▶ _Stated goal_
What is the number of lines in these entries that include "редакции"? Write that number and no other text.

▶ _Record excerpts_

────────────────────

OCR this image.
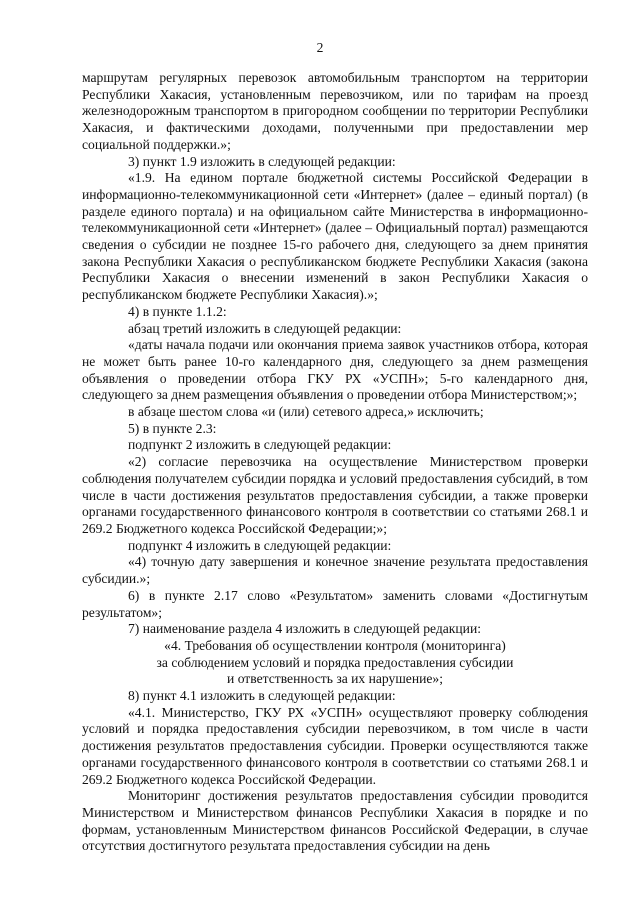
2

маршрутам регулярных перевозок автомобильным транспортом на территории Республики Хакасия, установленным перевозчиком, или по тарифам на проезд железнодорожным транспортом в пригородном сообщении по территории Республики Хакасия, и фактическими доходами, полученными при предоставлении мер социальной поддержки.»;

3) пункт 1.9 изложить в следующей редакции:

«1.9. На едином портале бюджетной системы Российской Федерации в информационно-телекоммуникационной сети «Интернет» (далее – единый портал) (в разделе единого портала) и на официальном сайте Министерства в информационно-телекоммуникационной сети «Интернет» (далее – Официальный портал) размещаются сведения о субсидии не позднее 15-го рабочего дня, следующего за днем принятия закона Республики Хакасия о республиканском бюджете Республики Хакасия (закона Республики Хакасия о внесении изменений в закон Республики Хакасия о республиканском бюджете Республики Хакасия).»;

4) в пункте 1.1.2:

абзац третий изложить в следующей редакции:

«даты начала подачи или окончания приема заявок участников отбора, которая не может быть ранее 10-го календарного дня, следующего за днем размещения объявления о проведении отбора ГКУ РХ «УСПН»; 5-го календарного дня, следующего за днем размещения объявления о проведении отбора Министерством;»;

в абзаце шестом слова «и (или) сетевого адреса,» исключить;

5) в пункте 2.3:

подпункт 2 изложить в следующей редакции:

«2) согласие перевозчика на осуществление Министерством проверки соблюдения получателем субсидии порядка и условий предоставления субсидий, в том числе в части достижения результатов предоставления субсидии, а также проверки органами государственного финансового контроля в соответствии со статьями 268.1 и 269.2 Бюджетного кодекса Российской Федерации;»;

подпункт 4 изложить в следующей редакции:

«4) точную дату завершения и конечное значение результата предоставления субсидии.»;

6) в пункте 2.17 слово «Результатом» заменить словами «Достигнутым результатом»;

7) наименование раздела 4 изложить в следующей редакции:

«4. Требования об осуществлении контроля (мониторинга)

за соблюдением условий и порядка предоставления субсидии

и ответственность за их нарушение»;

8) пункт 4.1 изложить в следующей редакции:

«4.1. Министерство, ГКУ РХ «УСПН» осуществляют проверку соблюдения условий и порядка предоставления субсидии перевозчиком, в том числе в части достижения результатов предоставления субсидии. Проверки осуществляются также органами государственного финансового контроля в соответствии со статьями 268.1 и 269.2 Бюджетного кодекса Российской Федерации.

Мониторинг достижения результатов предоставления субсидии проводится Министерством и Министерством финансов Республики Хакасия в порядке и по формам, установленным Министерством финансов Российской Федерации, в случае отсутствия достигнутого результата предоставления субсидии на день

────────────────────

▶ _Expected answer_
6